## The exercise
Scan the listing and work out how many lines contain the word "subtitle". Nothing but the number should be given.

## Extracted data entries

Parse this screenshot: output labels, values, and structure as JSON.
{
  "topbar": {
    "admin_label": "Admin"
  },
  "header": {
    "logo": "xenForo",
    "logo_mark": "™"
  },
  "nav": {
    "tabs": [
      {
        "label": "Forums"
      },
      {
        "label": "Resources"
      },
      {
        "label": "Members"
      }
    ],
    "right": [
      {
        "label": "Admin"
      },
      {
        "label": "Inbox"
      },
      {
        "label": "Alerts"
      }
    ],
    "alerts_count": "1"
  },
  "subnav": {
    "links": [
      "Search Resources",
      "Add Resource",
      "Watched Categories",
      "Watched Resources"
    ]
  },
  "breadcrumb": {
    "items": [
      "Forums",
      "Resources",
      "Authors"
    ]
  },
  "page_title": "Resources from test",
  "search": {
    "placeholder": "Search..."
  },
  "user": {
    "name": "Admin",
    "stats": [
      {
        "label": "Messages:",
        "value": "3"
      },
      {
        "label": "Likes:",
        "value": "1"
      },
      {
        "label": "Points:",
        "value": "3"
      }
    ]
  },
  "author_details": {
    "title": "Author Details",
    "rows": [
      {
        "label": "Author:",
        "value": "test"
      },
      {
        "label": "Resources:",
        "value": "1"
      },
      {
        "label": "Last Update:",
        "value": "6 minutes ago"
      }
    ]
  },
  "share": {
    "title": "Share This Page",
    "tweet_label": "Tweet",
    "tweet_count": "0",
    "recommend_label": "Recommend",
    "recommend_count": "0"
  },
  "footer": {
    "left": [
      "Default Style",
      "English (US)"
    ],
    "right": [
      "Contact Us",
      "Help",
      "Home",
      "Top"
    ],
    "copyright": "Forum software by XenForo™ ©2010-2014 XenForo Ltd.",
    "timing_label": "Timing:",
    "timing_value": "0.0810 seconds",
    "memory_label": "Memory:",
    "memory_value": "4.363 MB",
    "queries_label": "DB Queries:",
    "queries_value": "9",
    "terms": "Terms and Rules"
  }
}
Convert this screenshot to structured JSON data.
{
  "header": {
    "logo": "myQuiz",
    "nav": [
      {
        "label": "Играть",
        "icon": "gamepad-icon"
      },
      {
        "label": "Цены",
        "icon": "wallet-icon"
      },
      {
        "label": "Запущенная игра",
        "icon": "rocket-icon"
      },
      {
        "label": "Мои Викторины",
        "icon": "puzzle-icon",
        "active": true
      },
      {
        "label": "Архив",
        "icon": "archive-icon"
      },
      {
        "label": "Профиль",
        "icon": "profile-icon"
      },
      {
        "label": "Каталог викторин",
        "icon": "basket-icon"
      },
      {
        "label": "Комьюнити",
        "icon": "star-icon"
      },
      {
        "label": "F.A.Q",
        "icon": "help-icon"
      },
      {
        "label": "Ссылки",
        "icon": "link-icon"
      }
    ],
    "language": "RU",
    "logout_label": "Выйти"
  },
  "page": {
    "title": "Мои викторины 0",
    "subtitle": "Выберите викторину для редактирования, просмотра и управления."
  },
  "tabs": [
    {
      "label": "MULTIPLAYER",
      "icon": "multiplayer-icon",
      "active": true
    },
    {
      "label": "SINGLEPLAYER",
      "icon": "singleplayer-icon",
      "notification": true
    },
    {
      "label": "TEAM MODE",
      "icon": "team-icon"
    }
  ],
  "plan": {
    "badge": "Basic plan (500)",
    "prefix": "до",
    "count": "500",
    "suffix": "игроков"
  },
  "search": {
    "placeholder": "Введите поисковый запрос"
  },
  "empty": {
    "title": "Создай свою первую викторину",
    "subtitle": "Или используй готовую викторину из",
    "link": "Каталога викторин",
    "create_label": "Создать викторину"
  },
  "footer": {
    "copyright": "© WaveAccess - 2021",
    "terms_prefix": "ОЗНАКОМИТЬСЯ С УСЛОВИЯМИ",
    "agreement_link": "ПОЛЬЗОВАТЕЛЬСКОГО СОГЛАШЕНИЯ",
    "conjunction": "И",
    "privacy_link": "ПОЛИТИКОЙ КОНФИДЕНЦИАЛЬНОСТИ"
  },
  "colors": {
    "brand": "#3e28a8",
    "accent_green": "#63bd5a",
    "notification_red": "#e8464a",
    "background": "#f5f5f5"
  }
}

## Result
2